=== Work to complete ===
Copy all of the material below exactly.

=== Stored records ===
* * *
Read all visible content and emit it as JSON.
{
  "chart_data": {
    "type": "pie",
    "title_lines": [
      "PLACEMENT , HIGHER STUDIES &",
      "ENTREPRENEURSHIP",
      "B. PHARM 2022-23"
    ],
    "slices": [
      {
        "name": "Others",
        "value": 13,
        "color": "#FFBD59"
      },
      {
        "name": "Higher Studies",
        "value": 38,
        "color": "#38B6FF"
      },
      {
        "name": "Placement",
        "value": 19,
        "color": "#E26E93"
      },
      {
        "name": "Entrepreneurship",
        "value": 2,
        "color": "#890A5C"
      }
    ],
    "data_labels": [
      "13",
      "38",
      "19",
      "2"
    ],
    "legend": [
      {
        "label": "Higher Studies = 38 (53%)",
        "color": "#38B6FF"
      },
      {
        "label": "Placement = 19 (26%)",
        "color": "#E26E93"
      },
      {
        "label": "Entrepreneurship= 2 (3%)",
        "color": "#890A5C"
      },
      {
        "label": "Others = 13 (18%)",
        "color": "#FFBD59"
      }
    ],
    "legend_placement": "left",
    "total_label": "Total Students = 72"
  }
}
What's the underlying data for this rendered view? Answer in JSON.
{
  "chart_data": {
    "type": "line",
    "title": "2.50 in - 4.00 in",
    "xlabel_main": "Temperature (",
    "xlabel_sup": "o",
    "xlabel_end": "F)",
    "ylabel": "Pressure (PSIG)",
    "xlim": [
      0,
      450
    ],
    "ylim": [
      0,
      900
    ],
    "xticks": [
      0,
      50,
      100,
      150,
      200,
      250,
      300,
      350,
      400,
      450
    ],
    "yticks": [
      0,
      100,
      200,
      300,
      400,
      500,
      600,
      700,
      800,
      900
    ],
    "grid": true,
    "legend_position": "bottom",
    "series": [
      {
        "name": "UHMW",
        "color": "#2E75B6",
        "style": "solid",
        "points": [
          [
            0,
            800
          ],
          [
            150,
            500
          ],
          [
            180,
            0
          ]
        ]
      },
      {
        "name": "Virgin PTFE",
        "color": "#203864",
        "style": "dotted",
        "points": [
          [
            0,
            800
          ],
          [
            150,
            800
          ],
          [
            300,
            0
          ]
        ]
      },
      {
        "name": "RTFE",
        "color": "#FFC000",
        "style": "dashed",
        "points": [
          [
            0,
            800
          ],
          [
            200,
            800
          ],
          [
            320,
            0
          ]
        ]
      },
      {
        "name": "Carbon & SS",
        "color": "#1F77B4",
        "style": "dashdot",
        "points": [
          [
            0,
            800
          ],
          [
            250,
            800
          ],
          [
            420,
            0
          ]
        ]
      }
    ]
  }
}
* * *
=== Problem solution ===
Read all visible content and emit it as JSON.
{
  "chart_data": {
    "type": "pie",
    "title_lines": [
      "PLACEMENT , HIGHER STUDIES &",
      "ENTREPRENEURSHIP",
      "B. PHARM 2022-23"
    ],
    "slices": [
      {
        "name": "Others",
        "value": 13,
        "color": "#FFBD59"
      },
      {
        "name": "Higher Studies",
        "value": 38,
        "color": "#38B6FF"
      },
      {
        "name": "Placement",
        "value": 19,
        "color": "#E26E93"
      },
      {
        "name": "Entrepreneurship",
        "value": 2,
        "color": "#890A5C"
      }
    ],
    "data_labels": [
      "13",
      "38",
      "19",
      "2"
    ],
    "legend": [
      {
        "label": "Higher Studies = 38 (53%)",
        "color": "#38B6FF"
      },
      {
        "label": "Placement = 19 (26%)",
        "color": "#E26E93"
      },
      {
        "label": "Entrepreneurship= 2 (3%)",
        "color": "#890A5C"
      },
      {
        "label": "Others = 13 (18%)",
        "color": "#FFBD59"
      }
    ],
    "legend_placement": "left",
    "total_label": "Total Students = 72"
  }
}
What's the underlying data for this rendered view? Answer in JSON.
{
  "chart_data": {
    "type": "line",
    "title": "2.50 in - 4.00 in",
    "xlabel_main": "Temperature (",
    "xlabel_sup": "o",
    "xlabel_end": "F)",
    "ylabel": "Pressure (PSIG)",
    "xlim": [
      0,
      450
    ],
    "ylim": [
      0,
      900
    ],
    "xticks": [
      0,
      50,
      100,
      150,
      200,
      250,
      300,
      350,
      400,
      450
    ],
    "yticks": [
      0,
      100,
      200,
      300,
      400,
      500,
      600,
      700,
      800,
      900
    ],
    "grid": true,
    "legend_position": "bottom",
    "series": [
      {
        "name": "UHMW",
        "color": "#2E75B6",
        "style": "solid",
        "points": [
          [
            0,
            800
          ],
          [
            150,
            500
          ],
          [
            180,
            0
          ]
        ]
      },
      {
        "name": "Virgin PTFE",
        "color": "#203864",
        "style": "dotted",
        "points": [
          [
            0,
            800
          ],
          [
            150,
            800
          ],
          [
            300,
            0
          ]
        ]
      },
      {
        "name": "RTFE",
        "color": "#FFC000",
        "style": "dashed",
        "points": [
          [
            0,
            800
          ],
          [
            200,
            800
          ],
          [
            320,
            0
          ]
        ]
      },
      {
        "name": "Carbon & SS",
        "color": "#1F77B4",
        "style": "dashdot",
        "points": [
          [
            0,
            800
          ],
          [
            250,
            800
          ],
          [
            420,
            0
          ]
        ]
      }
    ]
  }
}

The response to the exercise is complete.